**YOUR TASK:** Format the lines between the one containing "row-2: 2 =SORT( Sheet1!A2:D" and the one containing "more-formats-button[interactable]: 123 <box>576", inclusive, as a JSON list of strings, one per line, omitting blank lines.

**EXERCISE INPUTS:**
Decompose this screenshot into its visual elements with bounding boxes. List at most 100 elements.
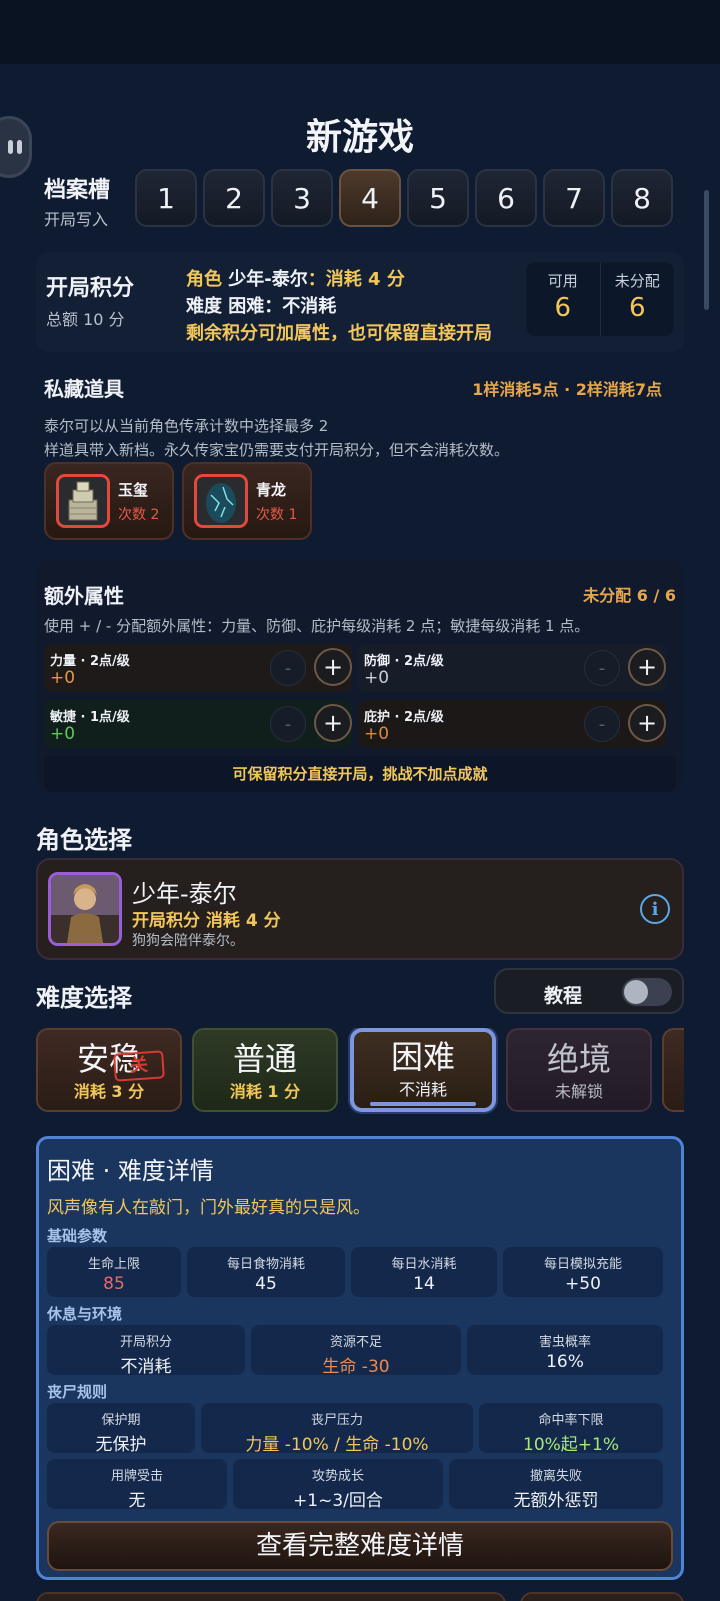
stat-label: 每日模拟充能 (543, 1257, 622, 1272)
points-stats: 可用 6 未分配 6 (526, 262, 674, 336)
character-section-title: 角色选择 (36, 826, 132, 854)
status-bar (0, 0, 720, 64)
attr-value: +0 (50, 724, 76, 744)
stat-label: 保护期 (101, 1413, 141, 1428)
attributes-note: 可保留积分直接开局，挑战不加点成就 (44, 756, 676, 792)
stat-value: 无保护 (95, 1435, 147, 1455)
selected-difficulty-name: 困难 (228, 296, 265, 317)
character-card[interactable]: 少年-泰尔 开局积分 消耗 4 分 狗狗会陪伴泰尔。 i (36, 858, 684, 960)
difficulty-cost: ：不消耗 (264, 296, 337, 317)
stash-item-azure-dragon[interactable]: 青龙 次数 1 (182, 462, 312, 540)
attr-plus-button[interactable]: + (314, 648, 352, 686)
stat-label: 害虫概率 (538, 1335, 591, 1350)
slot-button-4[interactable]: 4 (339, 169, 401, 227)
slot-button-5[interactable]: 5 (407, 169, 469, 227)
slot-button-8[interactable]: 8 (611, 169, 673, 227)
attributes-desc: 使用 + / - 分配额外属性：力量、防御、庇护每级消耗 2 点；敏捷每级消耗 … (44, 617, 590, 635)
attr-value: +0 (364, 668, 390, 688)
stat-zombie-pressure: 丧尸压力 力量 -10% / 生命 -10% (201, 1403, 473, 1455)
group-basic-title: 基础参数 (47, 1227, 108, 1245)
attr-minus-button[interactable]: - (584, 650, 620, 686)
points-hint: 剩余积分可加属性，也可保留直接开局 (186, 323, 492, 344)
stat-label: 撤离失败 (529, 1469, 582, 1484)
slot-button-7[interactable]: 7 (543, 169, 605, 227)
attr-minus-button[interactable]: - (270, 650, 306, 686)
difficulty-name: 困难 (390, 1038, 455, 1076)
attr-label: 防御 · 2点/级 (364, 654, 444, 669)
stash-item-name: 青龙 (256, 480, 287, 499)
label-character: 角色 (186, 269, 222, 290)
stash-item-jade-seal[interactable]: 玉玺 次数 2 (44, 462, 174, 540)
unassigned-points: 未分配 6 (599, 262, 675, 336)
attr-value: +0 (364, 724, 390, 744)
difficulty-option-next[interactable] (662, 1028, 684, 1112)
slot-button-1[interactable]: 1 (135, 169, 197, 227)
difficulty-option-easy[interactable]: 安稳 消耗 3 分 关 (36, 1028, 182, 1112)
slot-sublabel: 开局写入 (44, 210, 109, 229)
attr-minus-button[interactable]: - (270, 706, 306, 742)
points-character-line: 角色 少年-泰尔：消耗 4 分 (186, 266, 492, 293)
stat-label: 开局积分 (119, 1335, 172, 1350)
character-avatar (48, 872, 122, 946)
stat-food: 每日食物消耗 45 (187, 1247, 345, 1297)
attributes-card: 额外属性 未分配 6 / 6 使用 + / - 分配额外属性：力量、防御、庇护每… (36, 560, 684, 792)
stamp-badge: 关 (113, 1050, 165, 1082)
attr-plus-button[interactable]: + (628, 648, 666, 686)
stat-label: 每日食物消耗 (226, 1257, 305, 1272)
attributes-unassigned: 未分配 6 / 6 (583, 586, 676, 605)
difficulty-detail-panel: 困难 · 难度详情 风声像有人在敲门，门外最好真的只是风。 基础参数 生命上限 … (36, 1136, 684, 1580)
selected-indicator (370, 1102, 476, 1106)
difficulty-option-hard[interactable]: 困难 不消耗 (350, 1028, 496, 1112)
label-difficulty: 难度 (186, 296, 222, 317)
bottom-primary-button[interactable] (36, 1592, 506, 1601)
stat-label: 命中率下限 (538, 1413, 604, 1428)
attr-plus-button[interactable]: + (314, 704, 352, 742)
info-icon[interactable]: i (640, 894, 670, 924)
difficulty-options: 安稳 消耗 3 分 关 普通 消耗 1 分 困难 不消耗 绝境 未解锁 (36, 1028, 684, 1114)
stat-value: +1~3/回合 (293, 1491, 383, 1511)
stat-value: +50 (565, 1274, 601, 1294)
stat-value: 不消耗 (120, 1357, 172, 1377)
stash-cost-rule: 1样消耗5点 · 2样消耗7点 (472, 380, 662, 399)
stat-start-points: 开局积分 不消耗 (47, 1325, 245, 1377)
difficulty-option-normal[interactable]: 普通 消耗 1 分 (192, 1028, 338, 1112)
difficulty-cost: 不消耗 (398, 1080, 447, 1099)
stat-label: 资源不足 (329, 1335, 382, 1350)
stash-desc: 泰尔可以从当前角色传承计数中选择最多 2 样道具带入新档。永久传家宝仍需要支付开… (44, 414, 509, 462)
page-title: 新游戏 (305, 117, 414, 158)
difficulty-name: 绝境 (546, 1040, 611, 1078)
attr-plus-button[interactable]: + (628, 704, 666, 742)
stat-label: 攻势成长 (311, 1469, 364, 1484)
scrollbar[interactable] (704, 190, 709, 310)
stat-charge: 每日模拟充能 +50 (503, 1247, 663, 1297)
slot-button-3[interactable]: 3 (271, 169, 333, 227)
character-desc: 狗狗会陪伴泰尔。 (132, 933, 244, 949)
stat-evac-fail: 撤离失败 无额外惩罚 (449, 1459, 663, 1511)
starting-points-card: 开局积分 总额 10 分 角色 少年-泰尔：消耗 4 分 难度 困难：不消耗 剩… (36, 252, 684, 352)
stat-value: 无额外惩罚 (513, 1491, 599, 1511)
slot-button-2[interactable]: 2 (203, 169, 265, 227)
difficulty-name: 普通 (232, 1040, 297, 1078)
stash-desc-line-1: 泰尔可以从当前角色传承计数中选择最多 2 (44, 417, 329, 435)
unassigned-value: 6 (628, 293, 646, 323)
attr-label: 敏捷 · 1点/级 (50, 710, 130, 725)
group-rest-title: 休息与环境 (47, 1305, 123, 1323)
attr-label: 力量 · 2点/级 (50, 654, 130, 669)
attr-minus-button[interactable]: - (584, 706, 620, 742)
attr-value: +0 (50, 668, 76, 688)
tutorial-toggle-row[interactable]: 教程 (494, 968, 684, 1014)
difficulty-option-desperate[interactable]: 绝境 未解锁 (506, 1028, 652, 1112)
stat-value: 45 (255, 1274, 277, 1294)
tutorial-toggle[interactable] (622, 978, 672, 1006)
stat-value: 10%起+1% (523, 1435, 619, 1455)
stash-item-count: 次数 2 (118, 506, 160, 523)
character-cost: 开局积分 消耗 4 分 (132, 911, 281, 931)
slot-selector: 1 2 3 4 5 6 7 8 (135, 169, 673, 227)
view-full-detail-button[interactable]: 查看完整难度详情 (47, 1521, 673, 1571)
slot-button-6[interactable]: 6 (475, 169, 537, 227)
stat-value: 力量 -10% / 生命 -10% (245, 1435, 429, 1455)
stat-value: 14 (413, 1274, 435, 1294)
bottom-secondary-button[interactable] (520, 1592, 684, 1601)
stat-value: 16% (546, 1352, 584, 1372)
stat-offense-growth: 攻势成长 +1~3/回合 (233, 1459, 443, 1511)
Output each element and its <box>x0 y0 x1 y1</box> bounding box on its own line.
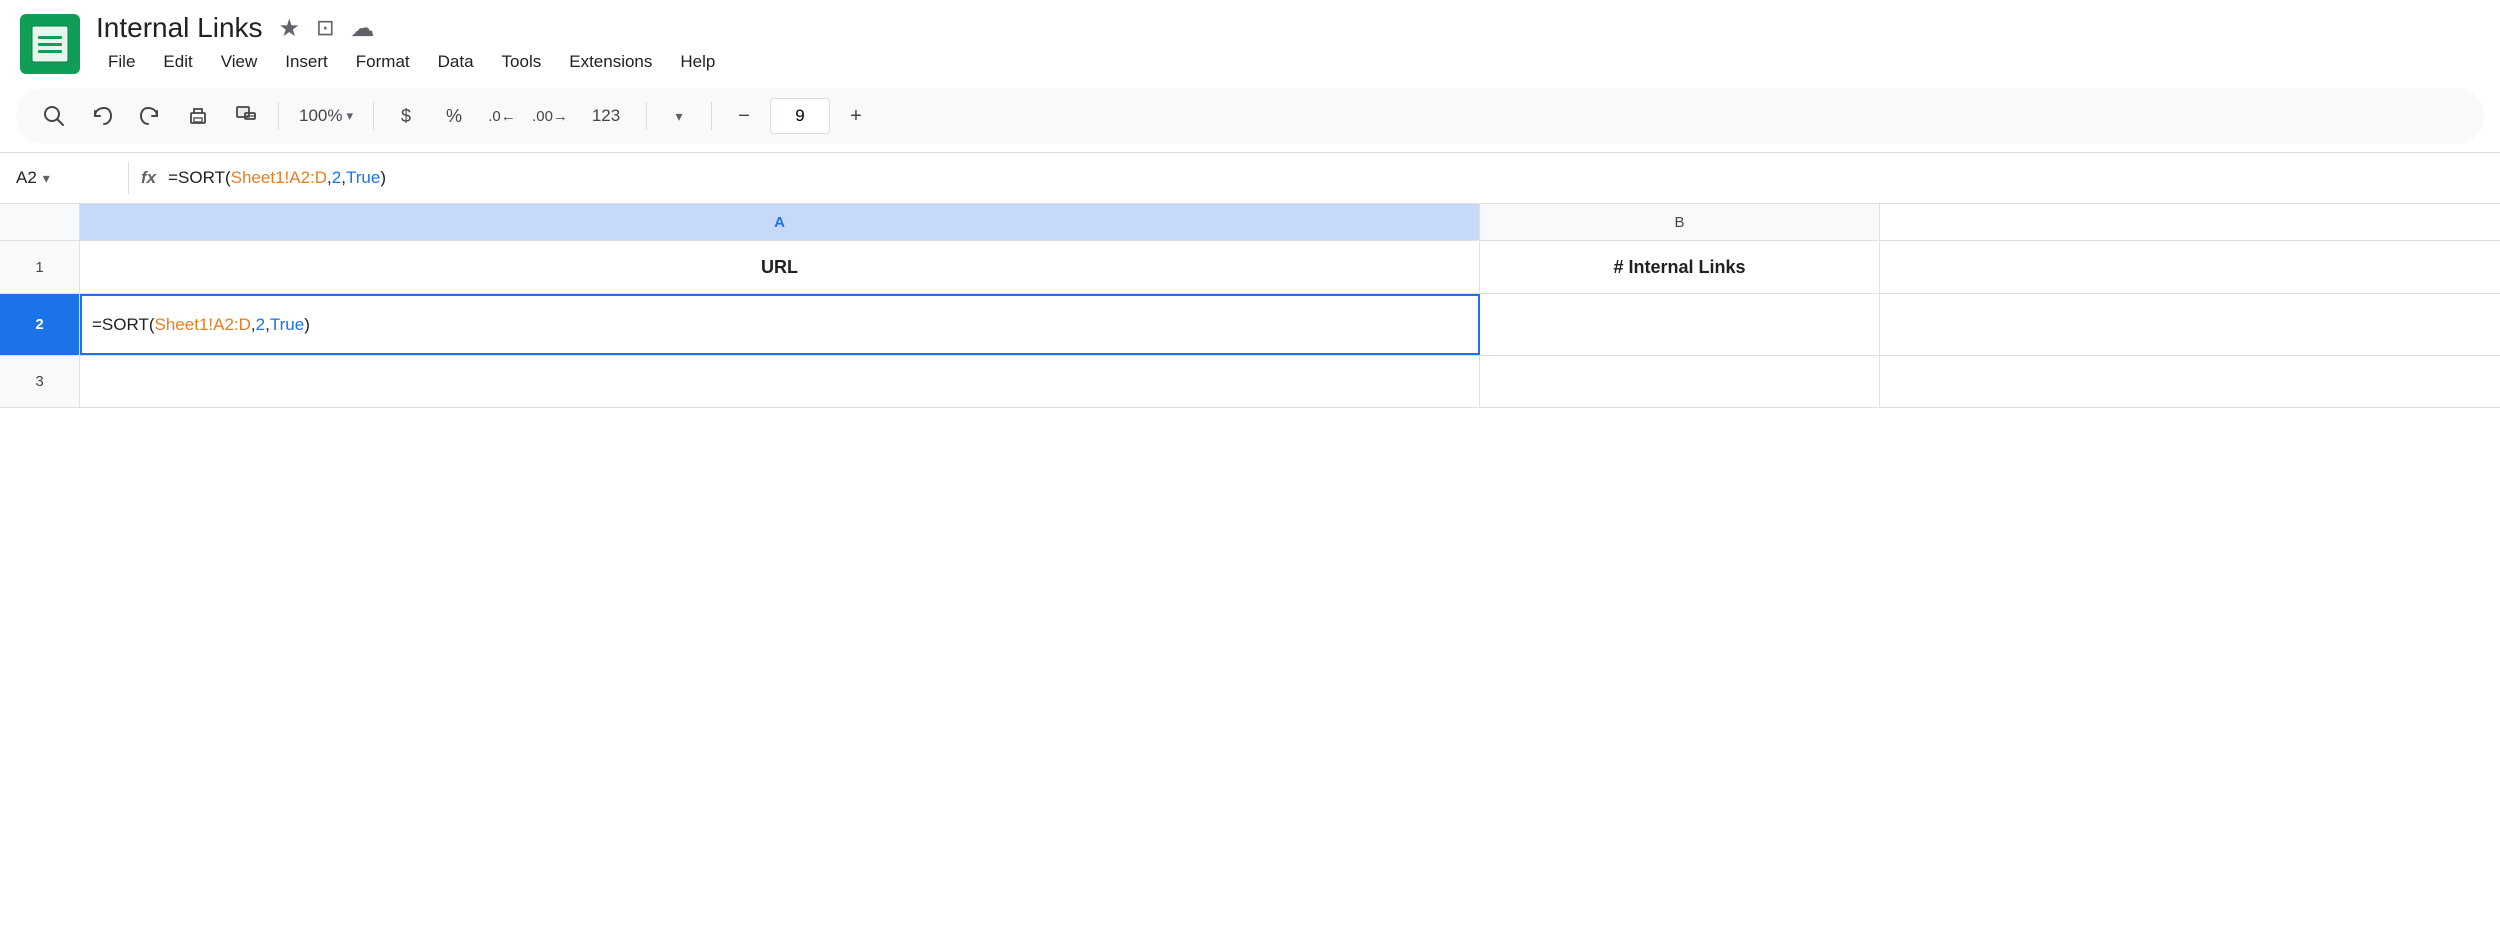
row-2: 2 =SORT( Sheet1!A2:D , 2 , True ) <box>0 294 2500 356</box>
menu-extensions[interactable]: Extensions <box>557 48 664 76</box>
more-formats-icon: 123 <box>592 106 620 126</box>
formula-ref: Sheet1!A2:D <box>231 168 327 188</box>
currency-button[interactable]: $ <box>384 94 428 138</box>
dec-increase-button[interactable]: .00→ <box>528 94 572 138</box>
more-formats-button[interactable]: 123 <box>576 94 636 138</box>
plus-icon: + <box>850 105 862 128</box>
formula-bar: A2 ▾ fx =SORT( Sheet1!A2:D , 2 , True ) <box>0 152 2500 204</box>
toolbar-divider-1 <box>278 102 279 130</box>
zoom-arrow: ▾ <box>346 108 353 124</box>
folder-icon[interactable]: ⊡ <box>316 15 334 41</box>
menu-insert[interactable]: Insert <box>273 48 340 76</box>
cell-a2[interactable]: =SORT( Sheet1!A2:D , 2 , True ) <box>80 294 1480 355</box>
dec-decrease-icon: .0← <box>488 108 516 125</box>
column-headers: A B <box>0 204 2500 241</box>
font-size-value: 9 <box>795 106 804 126</box>
fx-icon: fx <box>141 168 156 188</box>
star-icon[interactable]: ★ <box>279 14 301 43</box>
cell-reference: A2 ▾ <box>16 168 116 188</box>
formula-prefix: =SORT( <box>168 168 231 188</box>
doc-title-row: Internal Links ★ ⊡ ☁ <box>96 12 727 44</box>
menu-bar: File Edit View Insert Format Data Tools … <box>96 48 727 76</box>
row-3: 3 <box>0 356 2500 408</box>
zoom-value: 100% <box>299 106 342 126</box>
cell-ref-arrow[interactable]: ▾ <box>43 170 50 187</box>
cloud-icon[interactable]: ☁ <box>351 14 375 43</box>
cell-formula-ref: Sheet1!A2:D <box>155 315 251 335</box>
menu-edit[interactable]: Edit <box>151 48 204 76</box>
cell-a1[interactable]: URL <box>80 241 1480 293</box>
font-size-decrease-button[interactable]: − <box>722 94 766 138</box>
font-size-increase-button[interactable]: + <box>834 94 878 138</box>
toolbar-divider-4 <box>711 102 712 130</box>
formula-sort-col: 2 <box>332 168 341 188</box>
paint-format-button[interactable] <box>224 94 268 138</box>
cell-a2-formula: =SORT( Sheet1!A2:D , 2 , True ) <box>92 315 310 335</box>
formula-order: True <box>346 168 380 188</box>
cell-b1[interactable]: # Internal Links <box>1480 241 1880 293</box>
dec-increase-icon: .00→ <box>532 108 568 125</box>
cell-formula-col: 2 <box>256 315 265 335</box>
cell-b2[interactable] <box>1480 294 1880 355</box>
formula-content: =SORT( Sheet1!A2:D , 2 , True ) <box>168 168 386 188</box>
row-num-2: 2 <box>0 294 80 355</box>
doc-title: Internal Links <box>96 12 263 44</box>
search-button[interactable] <box>32 94 76 138</box>
spreadsheet: A B 1 URL # Internal Links 2 =SORT( Shee… <box>0 204 2500 408</box>
minus-icon: − <box>738 105 750 128</box>
toolbar: 100% ▾ $ % .0← .00→ 123 ▾ − 9 + <box>16 88 2484 144</box>
col-header-b[interactable]: B <box>1480 204 1880 240</box>
undo-button[interactable] <box>80 94 124 138</box>
app-logo <box>20 14 80 74</box>
col-header-a[interactable]: A <box>80 204 1480 240</box>
font-size-arrow-icon: ▾ <box>676 108 683 125</box>
menu-help[interactable]: Help <box>668 48 727 76</box>
menu-view[interactable]: View <box>209 48 270 76</box>
row-header-spacer <box>0 204 80 240</box>
cell-formula-suffix: ) <box>304 315 310 335</box>
row-num-3: 3 <box>0 356 80 407</box>
formula-suffix: ) <box>380 168 386 188</box>
row-1: 1 URL # Internal Links <box>0 241 2500 294</box>
row-num-1: 1 <box>0 241 80 293</box>
menu-format[interactable]: Format <box>344 48 422 76</box>
cell-a3[interactable] <box>80 356 1480 407</box>
currency-icon: $ <box>401 106 411 127</box>
formula-bar-divider <box>128 162 129 194</box>
font-size-arrow-button[interactable]: ▾ <box>657 94 701 138</box>
dec-decrease-button[interactable]: .0← <box>480 94 524 138</box>
cell-b3[interactable] <box>1480 356 1880 407</box>
menu-data[interactable]: Data <box>426 48 486 76</box>
redo-button[interactable] <box>128 94 172 138</box>
zoom-control[interactable]: 100% ▾ <box>289 102 363 130</box>
toolbar-divider-2 <box>373 102 374 130</box>
font-size-display[interactable]: 9 <box>770 98 830 134</box>
menu-tools[interactable]: Tools <box>490 48 554 76</box>
cell-ref-text: A2 <box>16 168 37 188</box>
title-section: Internal Links ★ ⊡ ☁ File Edit View Inse… <box>96 12 727 76</box>
percent-icon: % <box>446 106 462 127</box>
print-button[interactable] <box>176 94 220 138</box>
cell-formula-prefix: =SORT( <box>92 315 155 335</box>
title-bar: Internal Links ★ ⊡ ☁ File Edit View Inse… <box>0 0 2500 80</box>
toolbar-divider-3 <box>646 102 647 130</box>
menu-file[interactable]: File <box>96 48 147 76</box>
percent-button[interactable]: % <box>432 94 476 138</box>
cell-formula-order: True <box>270 315 304 335</box>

**EXERCISE RESPONSE:**
[
  "row-2: 2 =SORT( Sheet1!A2:D , 2 , True ) <box>0 294 2500 356</box>",
  "menu-extensions[interactable]: Extensions <box>557 48 664 76</box>",
  "more-formats-icon: 123 <box>592 106 620 126</box>",
  "formula-ref: Sheet1!A2:D <box>231 168 327 188</box>",
  "currency-button[interactable]: $ <box>384 94 428 138</box>",
  "dec-increase-button[interactable]: .00→ <box>528 94 572 138</box>",
  "more-formats-button[interactable]: 123 <box>576 94 636 138</box>"
]